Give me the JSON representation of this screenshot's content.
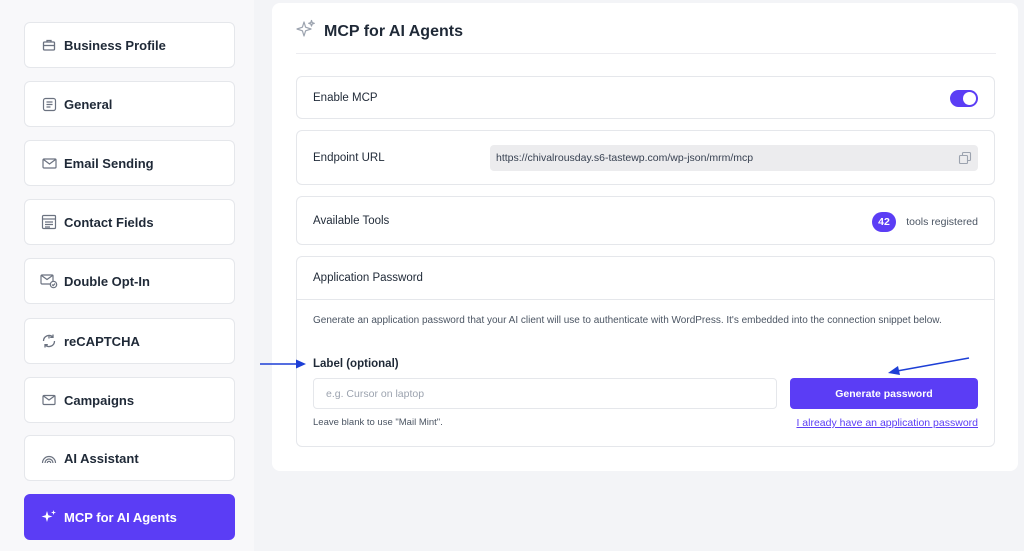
{
  "sidebar": {
    "items": [
      {
        "label": "Business Profile",
        "icon": "briefcase-icon"
      },
      {
        "label": "General",
        "icon": "document-icon"
      },
      {
        "label": "Email Sending",
        "icon": "envelope-icon"
      },
      {
        "label": "Contact Fields",
        "icon": "form-list-icon"
      },
      {
        "label": "Double Opt-In",
        "icon": "envelope-check-icon"
      },
      {
        "label": "reCAPTCHA",
        "icon": "recaptcha-icon"
      },
      {
        "label": "Campaigns",
        "icon": "envelope-icon"
      },
      {
        "label": "AI Assistant",
        "icon": "rainbow-arc-icon"
      },
      {
        "label": "MCP for AI Agents",
        "icon": "sparkle-icon",
        "active": true
      }
    ]
  },
  "panel": {
    "title": "MCP for AI Agents",
    "title_icon": "sparkle-icon"
  },
  "enable_mcp": {
    "label": "Enable MCP",
    "enabled": true
  },
  "endpoint": {
    "label": "Endpoint URL",
    "url": "https://chivalrousday.s6-tastewp.com/wp-json/mrm/mcp",
    "copy_icon": "copy-icon"
  },
  "tools": {
    "label": "Available Tools",
    "count": "42",
    "suffix": "tools registered"
  },
  "app_password": {
    "heading": "Application Password",
    "description": "Generate an application password that your AI client will use to authenticate with WordPress. It's embedded into the connection snippet below.",
    "field_label": "Label (optional)",
    "input_placeholder": "e.g. Cursor on laptop",
    "input_value": "",
    "hint": "Leave blank to use \"Mail Mint\".",
    "generate_label": "Generate password",
    "existing_link": "I already have an application password"
  },
  "colors": {
    "accent": "#5b3df5",
    "annotation_arrow": "#1d3fd6"
  }
}
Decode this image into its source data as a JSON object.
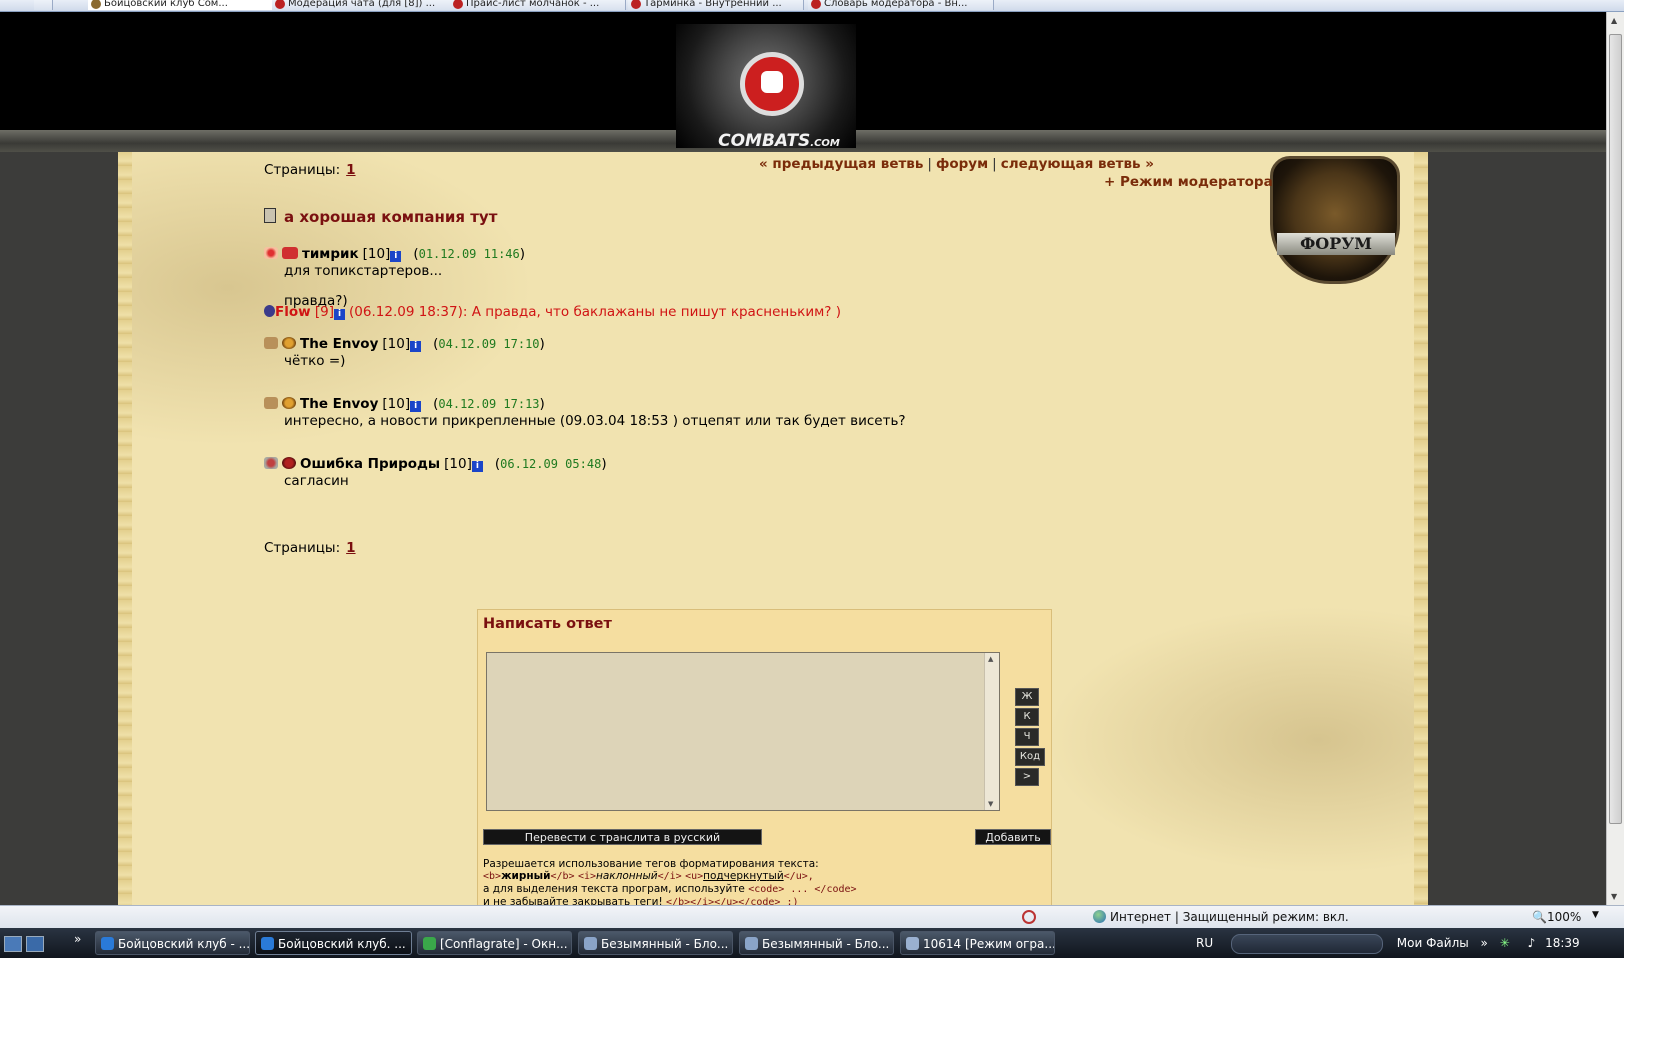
{
  "browser": {
    "tabs": [
      {
        "label": "Бойцовский клуб Сом..."
      },
      {
        "label": "Модерация чата (для [8]) ..."
      },
      {
        "label": "Прайс-лист молчанок - ..."
      },
      {
        "label": "Тарминка - Внутренний ..."
      },
      {
        "label": "Словарь модератора - Вн..."
      }
    ],
    "status": {
      "zone": "Интернет | Защищенный режим: вкл.",
      "zoom": "100%"
    }
  },
  "site": {
    "brand": "COMBATS",
    "brand_suffix": ".COM",
    "forum_shield": "ФОРУМ"
  },
  "forum": {
    "nav": {
      "prev": "« предыдущая ветвь",
      "forum": "форум",
      "next": "следующая ветвь »",
      "sep": "|"
    },
    "moderator_mode": "+ Режим модератора",
    "pages_label": "Страницы:",
    "page_num": "1",
    "topic_title": "а хорошая компания тут",
    "posts": [
      {
        "nick": "тимрик",
        "level": "[10]",
        "date": "01.12.09 11:46",
        "lines": [
          "для топикстартеров...",
          "",
          "правда?)"
        ],
        "mod_note": {
          "nick": "Flow",
          "level": "[9]",
          "text": "(06.12.09 18:37): А правда, что баклажаны не пишут красненьким? )"
        }
      },
      {
        "nick": "The Envoy",
        "level": "[10]",
        "date": "04.12.09 17:10",
        "lines": [
          "чётко =)"
        ]
      },
      {
        "nick": "The Envoy",
        "level": "[10]",
        "date": "04.12.09 17:13",
        "lines": [
          "интересно, а новости прикрепленные (09.03.04 18:53 ) отцепят или так будет висеть?"
        ]
      },
      {
        "nick": "Ошибка Природы",
        "level": "[10]",
        "date": "06.12.09 05:48",
        "lines": [
          "сагласин"
        ]
      }
    ]
  },
  "reply": {
    "title": "Написать ответ",
    "format_buttons": [
      "Ж",
      "К",
      "Ч",
      "Код",
      ">"
    ],
    "translit_button": "Перевести с транслита в русский",
    "submit_button": "Добавить",
    "hint_line1_pre": "Разрешается использование тегов форматирования текста:",
    "hint_b_open": "<b>",
    "hint_b_word": "жирный",
    "hint_b_close": "</b>",
    "hint_i_open": "<i>",
    "hint_i_word": "наклонный",
    "hint_i_close": "</i>",
    "hint_u_open": "<u>",
    "hint_u_word": "подчеркнутый",
    "hint_u_close": "</u>,",
    "hint_line3_pre": "а для выделения текста програм, используйте",
    "hint_code": "<code> ... </code>",
    "hint_line4": "и не забывайте закрывать теги!",
    "hint_line4_tags": "</b></i></u></code> :)"
  },
  "taskbar": {
    "buttons": [
      {
        "label": "Бойцовский клуб - ..."
      },
      {
        "label": "Бойцовский клуб. ..."
      },
      {
        "label": "[Conflagrate] - Окн..."
      },
      {
        "label": "Безымянный - Бло..."
      },
      {
        "label": "Безымянный - Бло..."
      },
      {
        "label": "10614 [Режим огра..."
      }
    ],
    "lang": "RU",
    "my_files": "Мои Файлы",
    "clock": "18:39"
  },
  "colors": {
    "accent": "#7a1010",
    "parchment": "#f1e3b0",
    "date_green": "#1f7a1f",
    "mod_red": "#d01414"
  },
  "icons": [
    "page-icon",
    "info-icon",
    "clan-icon",
    "align-icon",
    "globe-icon",
    "zoom-icon"
  ]
}
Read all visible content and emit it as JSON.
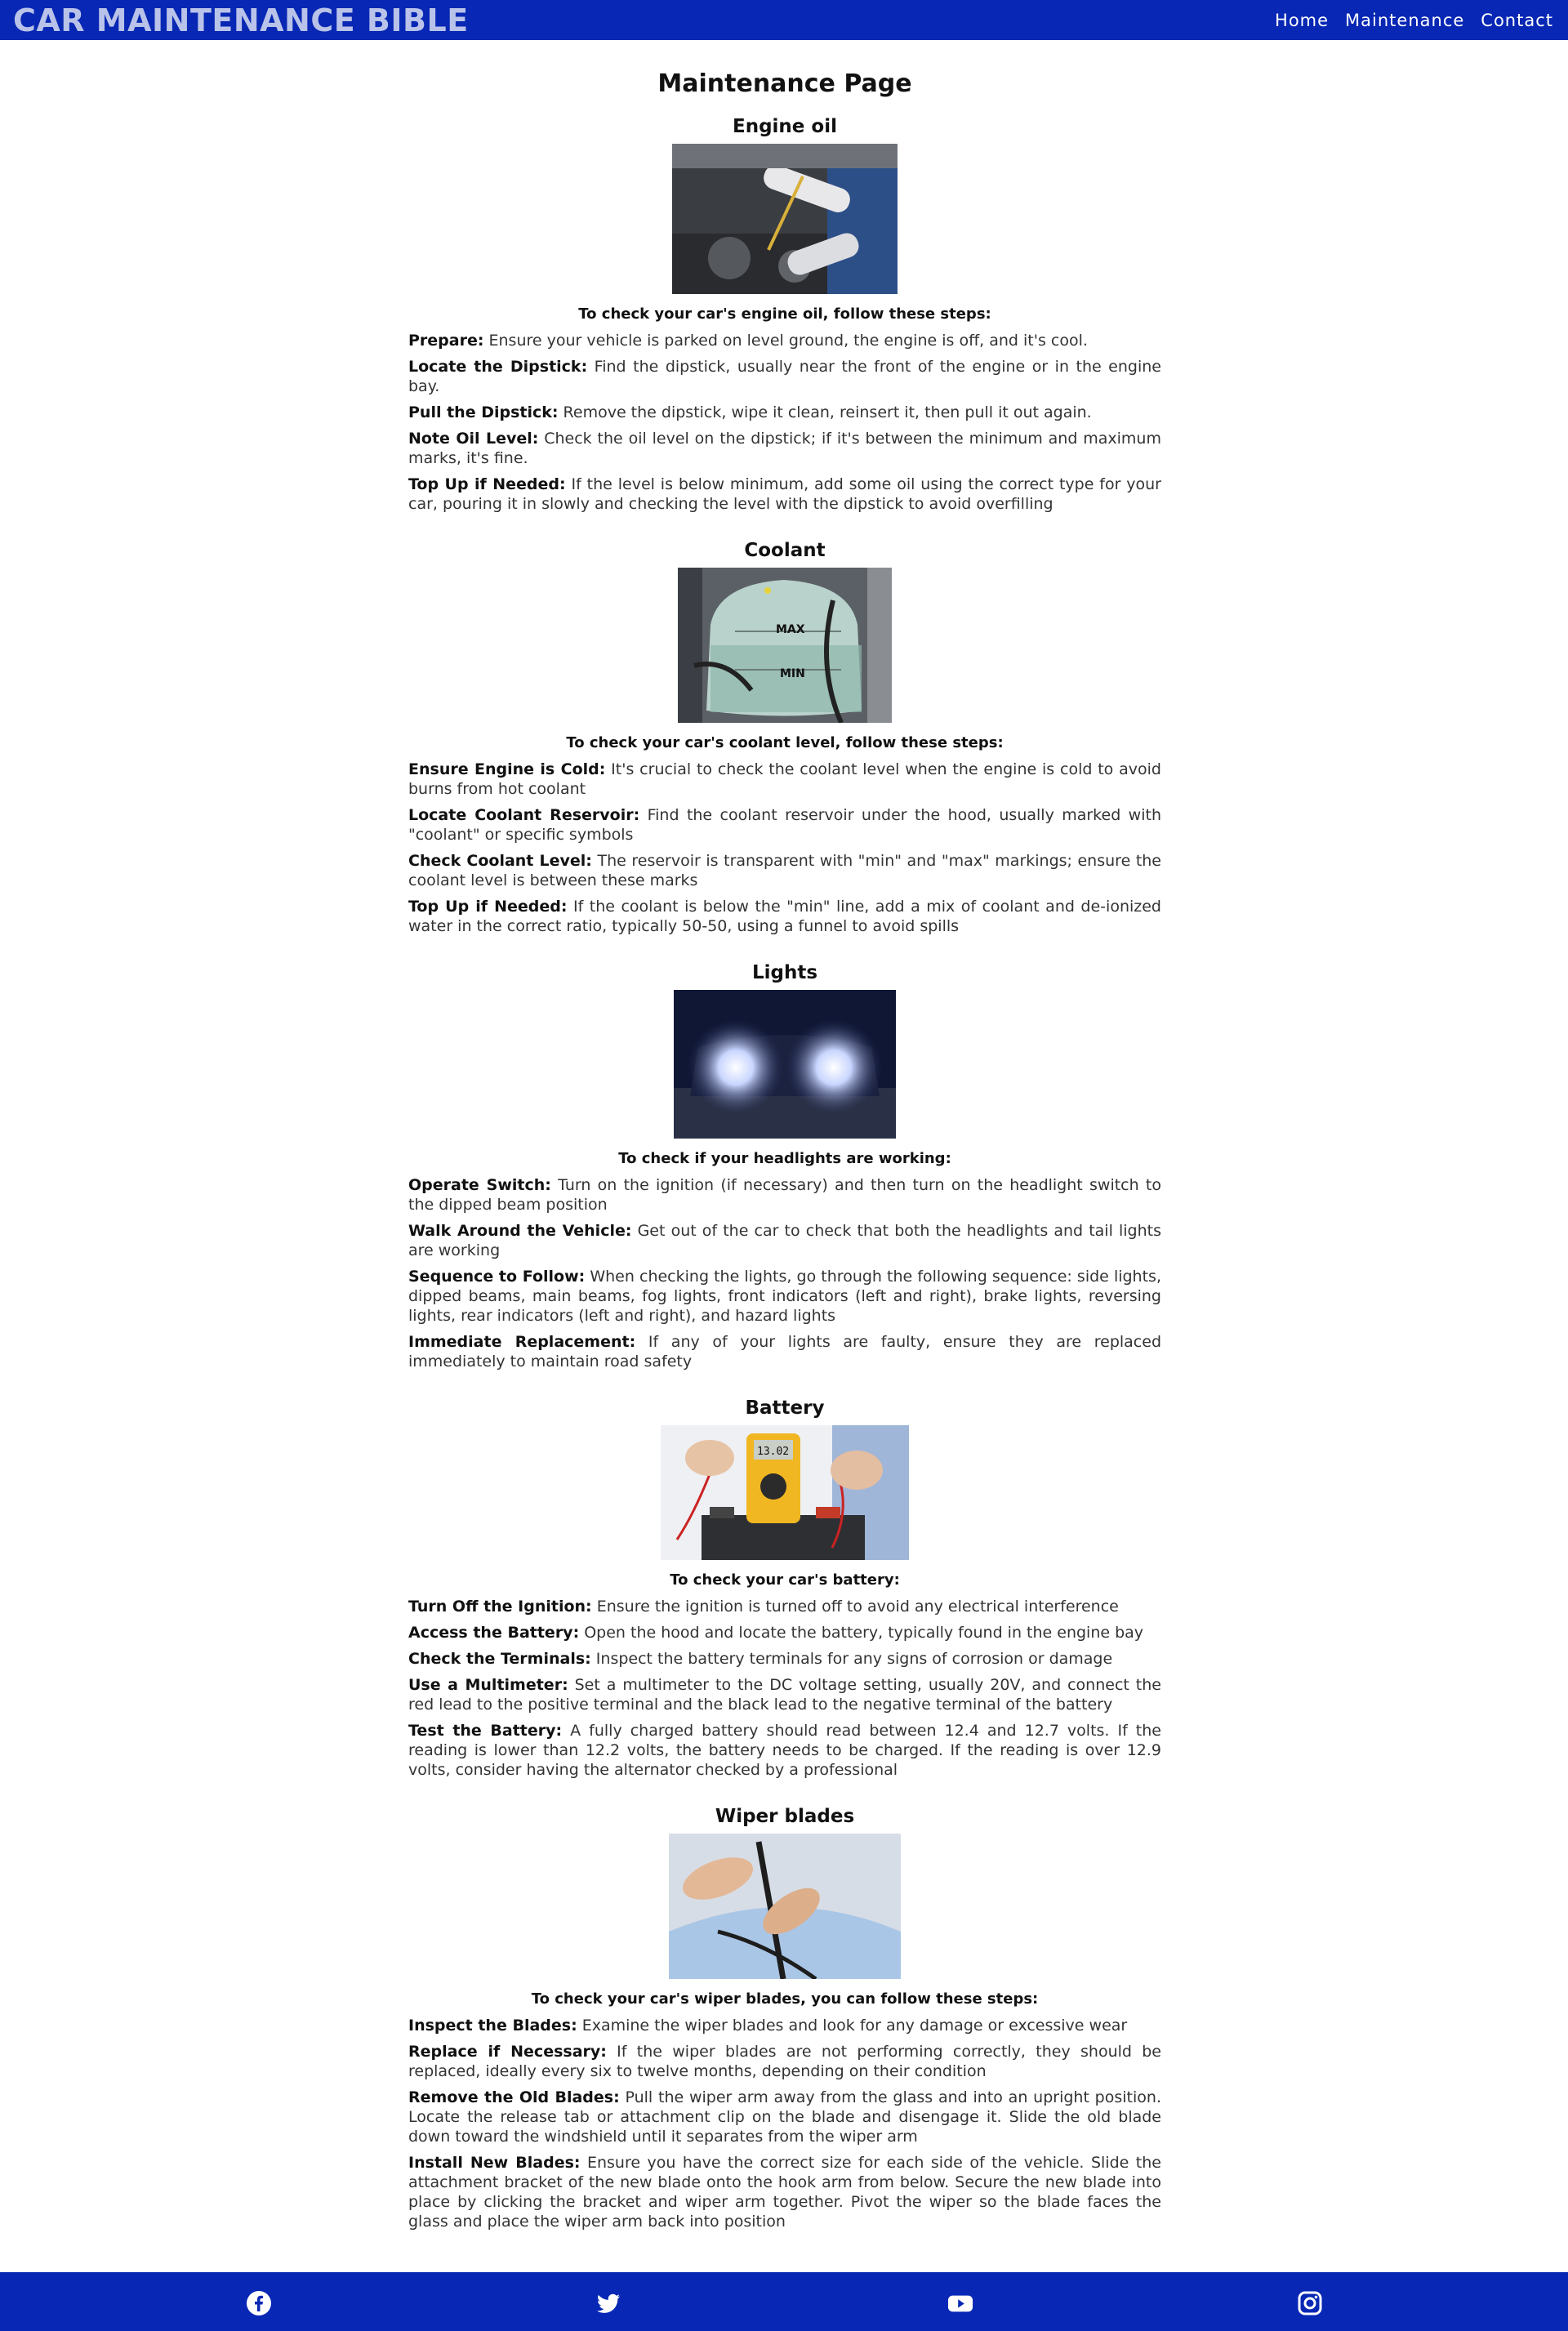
{
  "header": {
    "logo": "CAR MAINTENANCE BIBLE",
    "nav": [
      "Home",
      "Maintenance",
      "Contact"
    ]
  },
  "page_title": "Maintenance Page",
  "sections": [
    {
      "title": "Engine oil",
      "image": "engine-oil-photo",
      "intro": "To check your car's engine oil, follow these steps:",
      "steps": [
        {
          "label": "Prepare:",
          "text": " Ensure your vehicle is parked on level ground, the engine is off, and it's cool."
        },
        {
          "label": "Locate the Dipstick:",
          "text": " Find the dipstick, usually near the front of the engine or in the engine bay."
        },
        {
          "label": "Pull the Dipstick:",
          "text": " Remove the dipstick, wipe it clean, reinsert it, then pull it out again."
        },
        {
          "label": "Note Oil Level:",
          "text": " Check the oil level on the dipstick; if it's between the minimum and maximum marks, it's fine."
        },
        {
          "label": "Top Up if Needed:",
          "text": " If the level is below minimum, add some oil using the correct type for your car, pouring it in slowly and checking the level with the dipstick to avoid overfilling"
        }
      ]
    },
    {
      "title": "Coolant",
      "image": "coolant-reservoir-photo",
      "image_text": {
        "max": "MAX",
        "min": "MIN"
      },
      "intro": "To check your car's coolant level, follow these steps:",
      "steps": [
        {
          "label": "Ensure Engine is Cold:",
          "text": " It's crucial to check the coolant level when the engine is cold to avoid burns from hot coolant"
        },
        {
          "label": "Locate Coolant Reservoir:",
          "text": " Find the coolant reservoir under the hood, usually marked with \"coolant\" or specific symbols"
        },
        {
          "label": "Check Coolant Level:",
          "text": " The reservoir is transparent with \"min\" and \"max\" markings; ensure the coolant level is between these marks"
        },
        {
          "label": "Top Up if Needed:",
          "text": " If the coolant is below the \"min\" line, add a mix of coolant and de-ionized water in the correct ratio, typically 50-50, using a funnel to avoid spills"
        }
      ]
    },
    {
      "title": "Lights",
      "image": "headlights-photo",
      "intro": "To check if your headlights are working:",
      "steps": [
        {
          "label": "Operate Switch:",
          "text": " Turn on the ignition (if necessary) and then turn on the headlight switch to the dipped beam position"
        },
        {
          "label": "Walk Around the Vehicle:",
          "text": " Get out of the car to check that both the headlights and tail lights are working"
        },
        {
          "label": "Sequence to Follow:",
          "text": " When checking the lights, go through the following sequence: side lights, dipped beams, main beams, fog lights, front indicators (left and right), brake lights, reversing lights, rear indicators (left and right), and hazard lights"
        },
        {
          "label": "Immediate Replacement:",
          "text": " If any of your lights are faulty, ensure they are replaced immediately to maintain road safety"
        }
      ]
    },
    {
      "title": "Battery",
      "image": "battery-multimeter-photo",
      "image_text": {
        "display": "13.02"
      },
      "intro": "To check your car's battery:",
      "steps": [
        {
          "label": "Turn Off the Ignition:",
          "text": " Ensure the ignition is turned off to avoid any electrical interference"
        },
        {
          "label": "Access the Battery:",
          "text": " Open the hood and locate the battery, typically found in the engine bay"
        },
        {
          "label": "Check the Terminals:",
          "text": " Inspect the battery terminals for any signs of corrosion or damage"
        },
        {
          "label": "Use a Multimeter:",
          "text": " Set a multimeter to the DC voltage setting, usually 20V, and connect the red lead to the positive terminal and the black lead to the negative terminal of the battery"
        },
        {
          "label": "Test the Battery:",
          "text": " A fully charged battery should read between 12.4 and 12.7 volts. If the reading is lower than 12.2 volts, the battery needs to be charged. If the reading is over 12.9 volts, consider having the alternator checked by a professional"
        }
      ]
    },
    {
      "title": "Wiper blades",
      "image": "wiper-blades-photo",
      "intro": "To check your car's wiper blades, you can follow these steps:",
      "steps": [
        {
          "label": "Inspect the Blades:",
          "text": " Examine the wiper blades and look for any damage or excessive wear"
        },
        {
          "label": "Replace if Necessary:",
          "text": " If the wiper blades are not performing correctly, they should be replaced, ideally every six to twelve months, depending on their condition"
        },
        {
          "label": "Remove the Old Blades:",
          "text": " Pull the wiper arm away from the glass and into an upright position. Locate the release tab or attachment clip on the blade and disengage it. Slide the old blade down toward the windshield until it separates from the wiper arm"
        },
        {
          "label": "Install New Blades:",
          "text": " Ensure you have the correct size for each side of the vehicle. Slide the attachment bracket of the new blade onto the hook arm from below. Secure the new blade into place by clicking the bracket and wiper arm together. Pivot the wiper so the blade faces the glass and place the wiper arm back into position"
        }
      ]
    }
  ],
  "footer": {
    "icons": [
      "facebook-icon",
      "twitter-icon",
      "youtube-icon",
      "instagram-icon"
    ]
  },
  "colors": {
    "brand": "#0727b4",
    "logo": "#b9c2e8"
  }
}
......
▸ **Task prompt**
Filter the records for lines holding the string "Agents". Copy each one.

▸ **Response to this exercise**
        "label": "MCP for AI Agents",
    "title": "MCP for AI Agents",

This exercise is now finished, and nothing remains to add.